OBJECTIVE
Pull out every line below that holds the word "these".

## START INFORMATION SHOWN

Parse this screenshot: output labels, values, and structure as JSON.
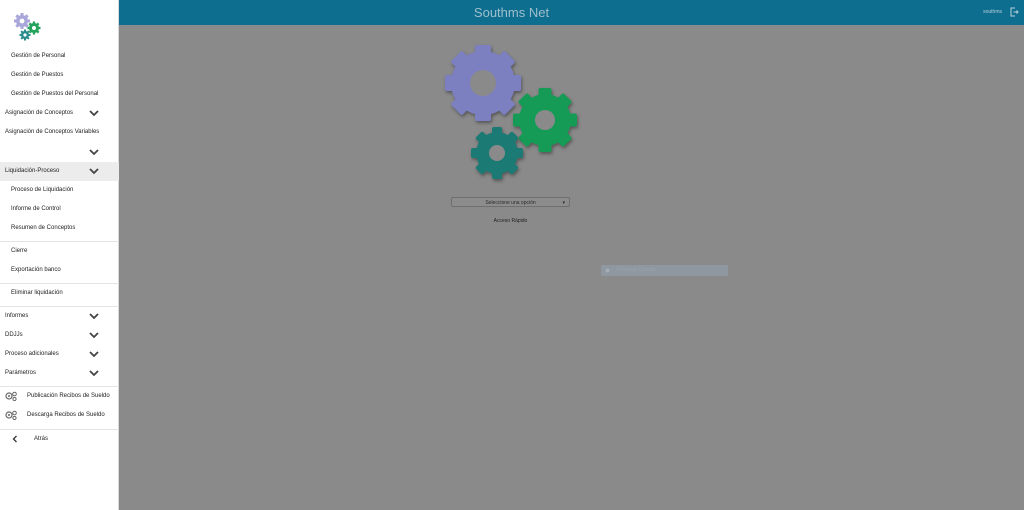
{
  "app": {
    "title": "Southms Net",
    "user": "southms"
  },
  "sidebar": {
    "items": [
      {
        "label": "Gestión de Personal"
      },
      {
        "label": "Gestión de Puestos"
      },
      {
        "label": "Gestión de Puestos del Personal"
      },
      {
        "label": "Asignación de Conceptos"
      },
      {
        "label": "Asignación de Conceptos Variables"
      },
      {
        "label": ""
      },
      {
        "label": "Liquidación-Proceso"
      },
      {
        "label": "Proceso de Liquidación"
      },
      {
        "label": "Informe de Control"
      },
      {
        "label": "Resumen de Conceptos"
      },
      {
        "label": "Cierre"
      },
      {
        "label": "Exportación banco"
      },
      {
        "label": "Eliminar liquidación"
      },
      {
        "label": "Informes"
      },
      {
        "label": "DDJJs"
      },
      {
        "label": "Proceso adicionales"
      },
      {
        "label": "Parámetros"
      },
      {
        "label": "Publicación Recibos de Sueldo"
      },
      {
        "label": "Descarga Recibos de Sueldo"
      },
      {
        "label": "Atrás"
      }
    ]
  },
  "main": {
    "select": {
      "value": "Seleccione una opción"
    },
    "quick_access": "Acceso Rápido",
    "toast": {
      "text": "Procesar Cálculo"
    }
  },
  "colors": {
    "header": "#0e6e90",
    "gear_purple": "#7b7fc0",
    "gear_green": "#139b57",
    "gear_teal": "#1b7a74"
  }
}
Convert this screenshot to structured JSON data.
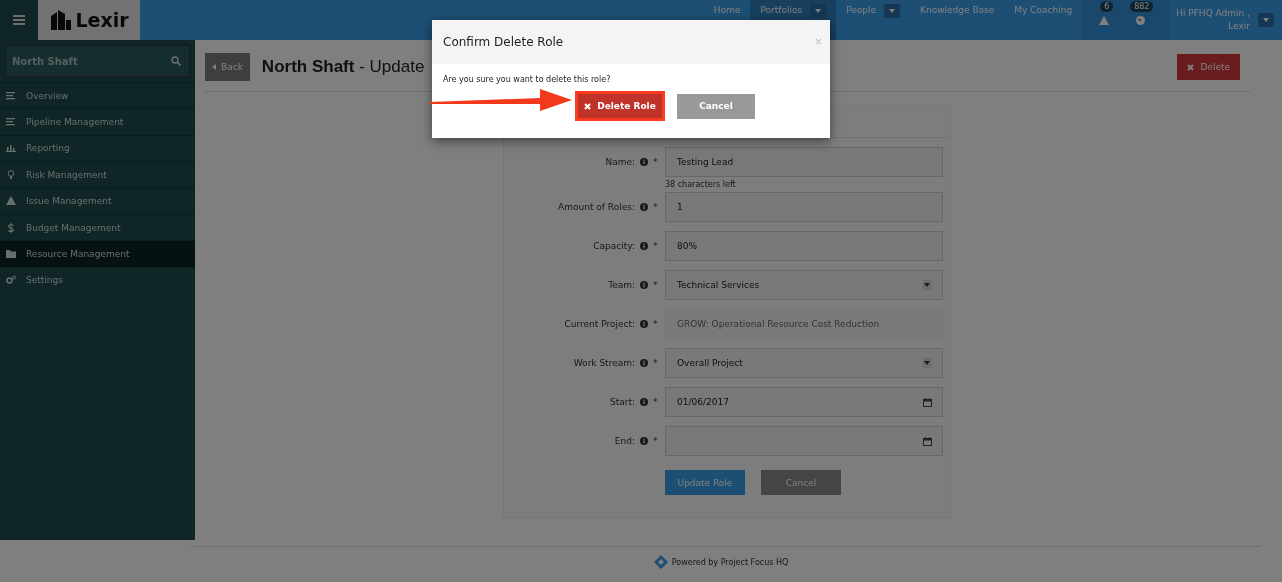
{
  "header": {
    "logo": "Lexir",
    "nav": [
      {
        "label": "Home",
        "selected": false,
        "dropdown": false
      },
      {
        "label": "Portfolios",
        "selected": true,
        "dropdown": true
      },
      {
        "label": "People",
        "selected": false,
        "dropdown": true
      },
      {
        "label": "Knowledge Base",
        "selected": false,
        "dropdown": false
      },
      {
        "label": "My Coaching",
        "selected": false,
        "dropdown": false
      }
    ],
    "alerts": [
      {
        "kind": "warning",
        "count": "6"
      },
      {
        "kind": "globe",
        "count": "882"
      }
    ],
    "user": {
      "greeting": "Hi PFHQ Admin ,",
      "org": "Lexir"
    }
  },
  "sidebar": {
    "search": {
      "value": "North Shaft"
    },
    "items": [
      {
        "label": "Overview",
        "kind": "lines",
        "selected": false
      },
      {
        "label": "Pipeline Management",
        "kind": "lines",
        "selected": false
      },
      {
        "label": "Reporting",
        "kind": "chart",
        "selected": false
      },
      {
        "label": "Risk Management",
        "kind": "bulb",
        "selected": false
      },
      {
        "label": "Issue Management",
        "kind": "warning",
        "selected": false
      },
      {
        "label": "Budget Management",
        "kind": "dollar",
        "selected": false
      },
      {
        "label": "Resource Management",
        "kind": "folder",
        "selected": true
      },
      {
        "label": "Settings",
        "kind": "gears",
        "selected": false
      }
    ]
  },
  "page": {
    "back": "Back",
    "title": "**North Shaft** - Update",
    "delete": "Delete"
  },
  "form": {
    "fields": [
      {
        "label": "Name:",
        "kind": "text",
        "value": "Testing Lead",
        "hint": "38 characters left",
        "disabled": false
      },
      {
        "label": "Amount of Roles:",
        "kind": "text",
        "value": "1",
        "disabled": false
      },
      {
        "label": "Capacity:",
        "kind": "text",
        "value": "80%",
        "disabled": false
      },
      {
        "label": "Team:",
        "kind": "select",
        "value": "Technical Services",
        "disabled": false
      },
      {
        "label": "Current Project:",
        "kind": "text",
        "value": "GROW: Operational Resource Cost Reduction",
        "disabled": true
      },
      {
        "label": "Work Stream:",
        "kind": "select",
        "value": "Overall Project",
        "disabled": false
      },
      {
        "label": "Start:",
        "kind": "date",
        "value": "01/06/2017",
        "disabled": false
      },
      {
        "label": "End:",
        "kind": "date",
        "disabled": false
      }
    ],
    "required_mark": "*",
    "submit": "Update Role",
    "cancel": "Cancel"
  },
  "footer": {
    "text": "Powered by Project Focus HQ"
  },
  "modal": {
    "title": "Confirm Delete Role",
    "close": "×",
    "message": "Are you sure you want to delete this role?",
    "confirm": "Delete Role",
    "cancel": "Cancel",
    "highlighted": true
  }
}
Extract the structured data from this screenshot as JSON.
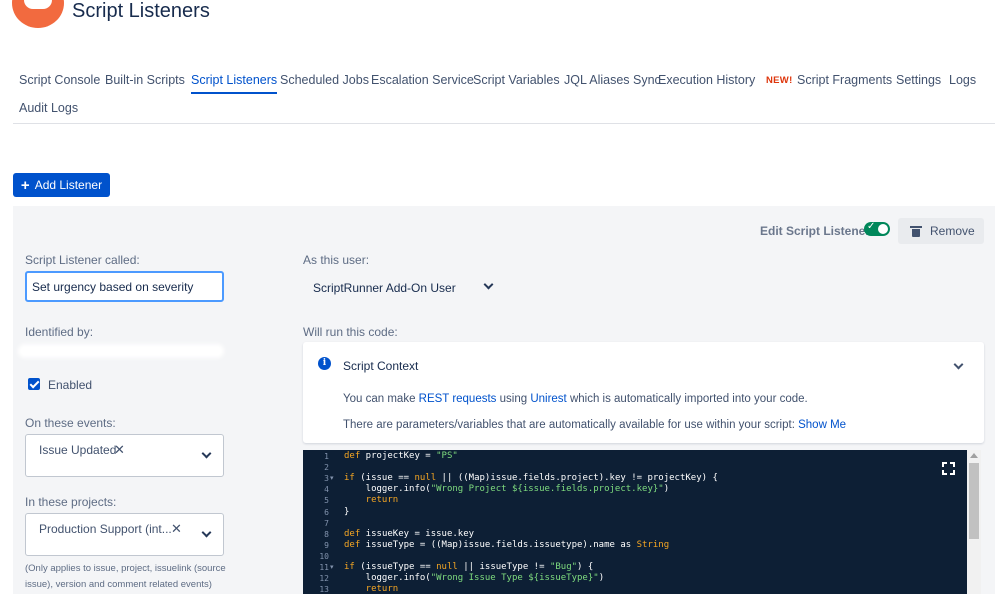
{
  "header": {
    "title": "Script Listeners"
  },
  "tabs": [
    {
      "label": "Script Console"
    },
    {
      "label": "Built-in Scripts"
    },
    {
      "label": "Script Listeners",
      "active": true
    },
    {
      "label": "Scheduled Jobs"
    },
    {
      "label": "Escalation Service"
    },
    {
      "label": "Script Variables"
    },
    {
      "label": "JQL Aliases Sync"
    },
    {
      "label": "Execution History"
    },
    {
      "label": "Script Fragments",
      "badge": "NEW!"
    },
    {
      "label": "Settings"
    },
    {
      "label": "Logs"
    },
    {
      "label": "Audit Logs"
    }
  ],
  "toolbar": {
    "add_label": "Add Listener"
  },
  "editor": {
    "edit_label": "Edit Script Listener",
    "toggle_on": true,
    "remove_label": "Remove",
    "name_label": "Script Listener called:",
    "name_value": "Set urgency based on severity",
    "identified_label": "Identified by:",
    "enabled_label": "Enabled",
    "enabled": true,
    "events_label": "On these events:",
    "events": [
      "Issue Updated"
    ],
    "projects_label": "In these projects:",
    "projects": [
      "Production Support (int..."
    ],
    "projects_note": "(Only applies to issue, project, issuelink (source issue), version and comment related events)",
    "user_label": "As this user:",
    "user_value": "ScriptRunner Add-On User",
    "code_label": "Will run this code:"
  },
  "context": {
    "title": "Script Context",
    "line1_pre": "You can make ",
    "line1_link1": "REST requests",
    "line1_mid": " using ",
    "line1_link2": "Unirest",
    "line1_post": " which is automatically imported into your code.",
    "line2_pre": "There are parameters/variables that are automatically available for use within your script: ",
    "line2_link": "Show Me"
  },
  "code": {
    "lines": [
      [
        [
          "kw",
          "def"
        ],
        [
          "t",
          " projectKey = "
        ],
        [
          "str",
          "\"PS\""
        ]
      ],
      [],
      [
        [
          "kw",
          "if"
        ],
        [
          "t",
          " (issue == "
        ],
        [
          "kw",
          "null"
        ],
        [
          "t",
          " || ((Map)issue.fields.project).key != projectKey) {"
        ]
      ],
      [
        [
          "t",
          "    logger.info("
        ],
        [
          "str",
          "\"Wrong Project ${issue.fields.project.key}\""
        ],
        [
          "t",
          ")"
        ]
      ],
      [
        [
          "kw",
          "    return"
        ]
      ],
      [
        [
          "t",
          "}"
        ]
      ],
      [],
      [
        [
          "kw",
          "def"
        ],
        [
          "t",
          " issueKey = issue.key"
        ]
      ],
      [
        [
          "kw",
          "def"
        ],
        [
          "t",
          " issueType = ((Map)issue.fields.issuetype).name as "
        ],
        [
          "kw",
          "String"
        ]
      ],
      [],
      [
        [
          "kw",
          "if"
        ],
        [
          "t",
          " (issueType == "
        ],
        [
          "kw",
          "null"
        ],
        [
          "t",
          " || issueType != "
        ],
        [
          "str",
          "\"Bug\""
        ],
        [
          "t",
          ") {"
        ]
      ],
      [
        [
          "t",
          "    logger.info("
        ],
        [
          "str",
          "\"Wrong Issue Type ${issueType}\""
        ],
        [
          "t",
          ")"
        ]
      ],
      [
        [
          "kw",
          "    return"
        ]
      ]
    ],
    "numbers": [
      "1",
      "2",
      "3",
      "4",
      "5",
      "6",
      "7",
      "8",
      "9",
      "10",
      "11",
      "12",
      "13"
    ],
    "fold_lines": [
      3,
      11
    ]
  },
  "colors": {
    "accent": "#0052cc",
    "toggle_on": "#00875a",
    "badge_new": "#de350b",
    "editor_bg": "#0d1f35",
    "keyword": "#f5a623",
    "string": "#7fdc7f"
  }
}
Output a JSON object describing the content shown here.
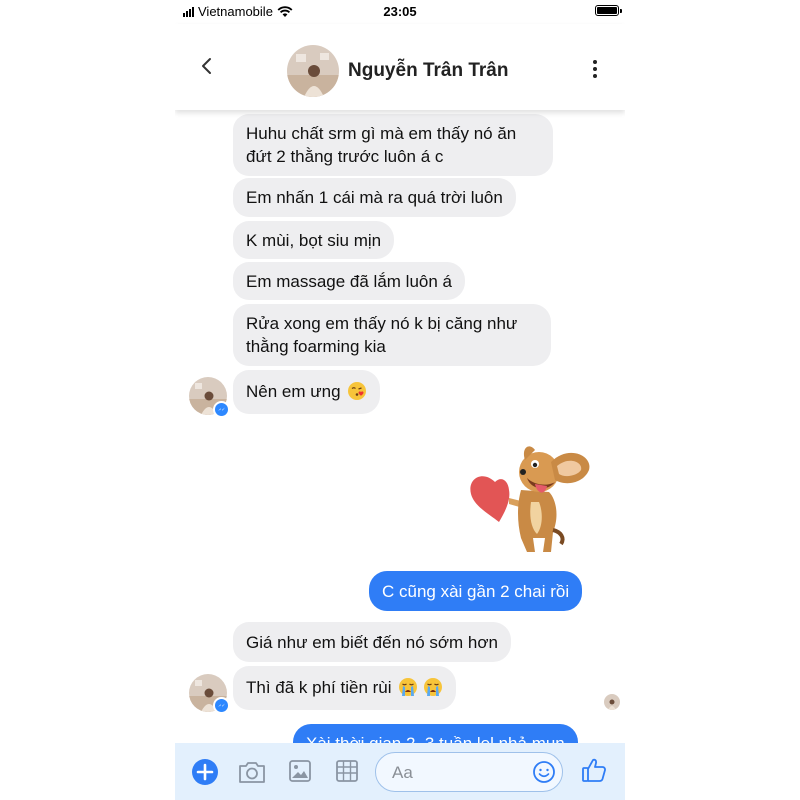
{
  "status": {
    "carrier": "Vietnamobile",
    "time": "23:05"
  },
  "header": {
    "contact_name": "Nguyễn Trân Trân"
  },
  "messages": [
    {
      "from": "contact",
      "lines": [
        "Huhu chất srm gì mà em thấy nó ăn",
        "đứt 2 thằng trước luôn á c"
      ]
    },
    {
      "from": "contact",
      "text": "Em nhấn 1 cái mà ra quá trời luôn"
    },
    {
      "from": "contact",
      "text": "K mùi, bọt siu mịn"
    },
    {
      "from": "contact",
      "text": "Em massage đã lắm luôn á"
    },
    {
      "from": "contact",
      "lines": [
        "Rửa xong em thấy nó k bị căng như",
        "thằng foarming kia"
      ]
    },
    {
      "from": "contact",
      "text": "Nên em ưng",
      "emoji": "kissing-heart-emoji"
    },
    {
      "from": "me",
      "type": "sticker",
      "sticker": "dog-with-heart-sticker"
    },
    {
      "from": "me",
      "text": "C cũng xài gần 2 chai rồi"
    },
    {
      "from": "contact",
      "text": "Giá như em biết đến nó sớm hơn"
    },
    {
      "from": "contact",
      "text": "Thì đã k phí tiền rùi",
      "emoji": "crying-emoji x2"
    },
    {
      "from": "me",
      "text": "Xài thời gian 2, 3 tuần lel nhả mụn"
    }
  ],
  "composer": {
    "placeholder": "Aa",
    "icons": [
      "plus-icon",
      "camera-icon",
      "photo-icon",
      "sticker-grid-icon",
      "smiley-icon",
      "thumbs-up-icon"
    ]
  },
  "colors": {
    "accent": "#2f7df6",
    "incoming_bubble": "#eeeef0",
    "composer_bg": "#e3f0fd"
  }
}
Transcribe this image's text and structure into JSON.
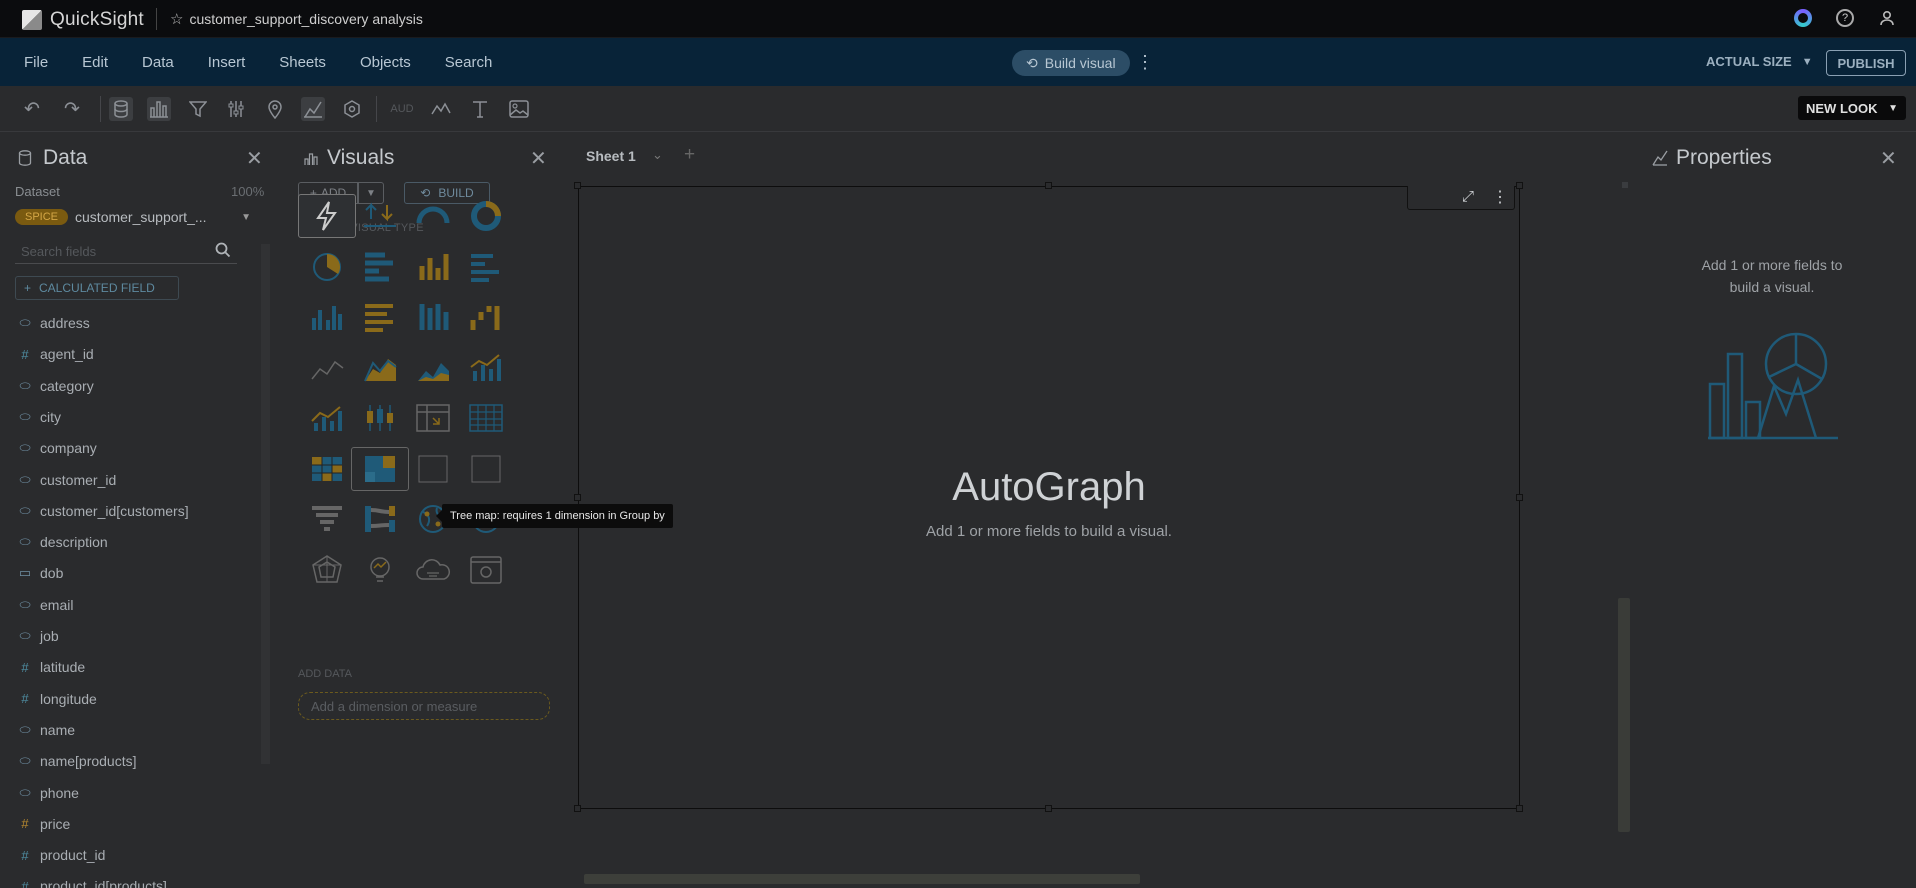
{
  "topbar": {
    "app_name": "QuickSight",
    "analysis_name": "customer_support_discovery analysis"
  },
  "menubar": {
    "menus": [
      "File",
      "Edit",
      "Data",
      "Insert",
      "Sheets",
      "Objects",
      "Search"
    ],
    "build_visual": "Build visual",
    "size_label": "ACTUAL SIZE",
    "publish": "PUBLISH"
  },
  "toolbar": {
    "new_look": "NEW LOOK",
    "aud_label": "AUD"
  },
  "data_panel": {
    "title": "Data",
    "dataset_label": "Dataset",
    "dataset_percent": "100%",
    "spice_badge": "SPICE",
    "dataset_name": "customer_support_...",
    "search_placeholder": "Search fields",
    "calc_field": "CALCULATED FIELD",
    "fields": [
      {
        "name": "address",
        "type": "dimension"
      },
      {
        "name": "agent_id",
        "type": "measure"
      },
      {
        "name": "category",
        "type": "dimension"
      },
      {
        "name": "city",
        "type": "dimension"
      },
      {
        "name": "company",
        "type": "dimension"
      },
      {
        "name": "customer_id",
        "type": "dimension"
      },
      {
        "name": "customer_id[customers]",
        "type": "dimension"
      },
      {
        "name": "description",
        "type": "dimension"
      },
      {
        "name": "dob",
        "type": "date"
      },
      {
        "name": "email",
        "type": "dimension"
      },
      {
        "name": "job",
        "type": "dimension"
      },
      {
        "name": "latitude",
        "type": "measure"
      },
      {
        "name": "longitude",
        "type": "measure"
      },
      {
        "name": "name",
        "type": "dimension"
      },
      {
        "name": "name[products]",
        "type": "dimension"
      },
      {
        "name": "phone",
        "type": "dimension"
      },
      {
        "name": "price",
        "type": "price"
      },
      {
        "name": "product_id",
        "type": "measure"
      },
      {
        "name": "product_id[products]",
        "type": "measure"
      }
    ]
  },
  "visuals_panel": {
    "title": "Visuals",
    "add": "ADD",
    "build": "BUILD",
    "change_type_label": "CHANGE VISUAL TYPE",
    "add_data_label": "ADD DATA",
    "add_data_placeholder": "Add a dimension or measure"
  },
  "sheet": {
    "tab_name": "Sheet 1"
  },
  "visual": {
    "title": "AutoGraph",
    "subtitle": "Add 1 or more fields to build a visual."
  },
  "properties": {
    "title": "Properties",
    "message": "Add 1 or more fields to build a visual."
  },
  "tooltip": "Tree map: requires 1 dimension in Group by"
}
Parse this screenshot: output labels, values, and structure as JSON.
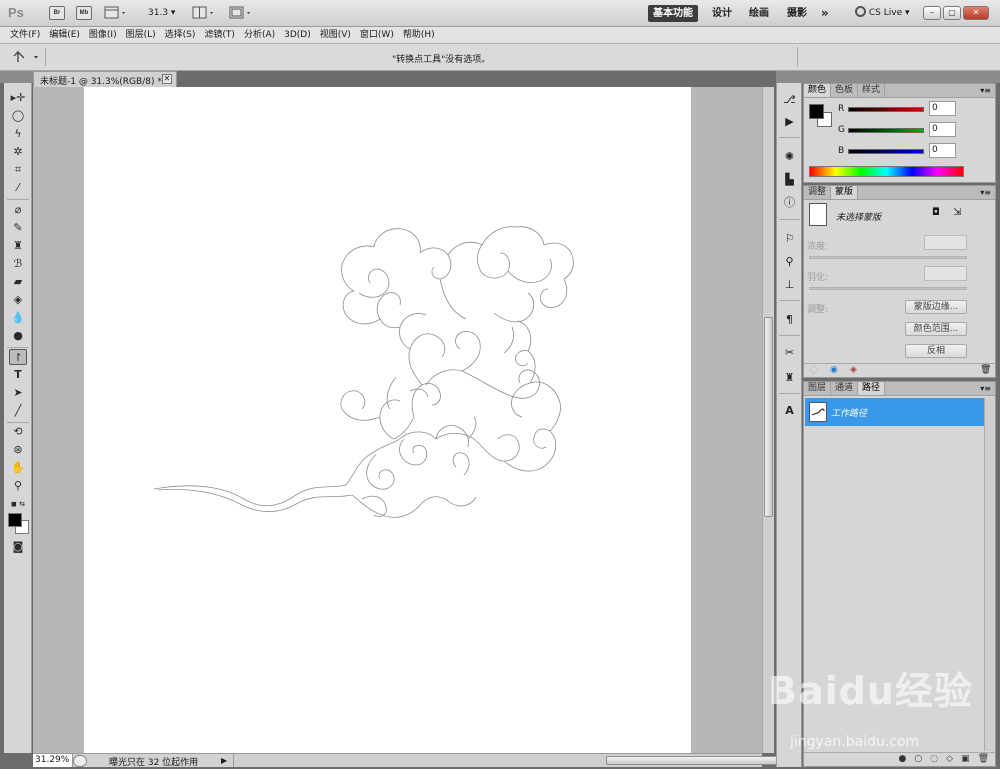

## END INFORMATION SHOWN

ANSWER TO THE TASK
    "events_label": "On these events:",
    "projects_label": "In these projects:",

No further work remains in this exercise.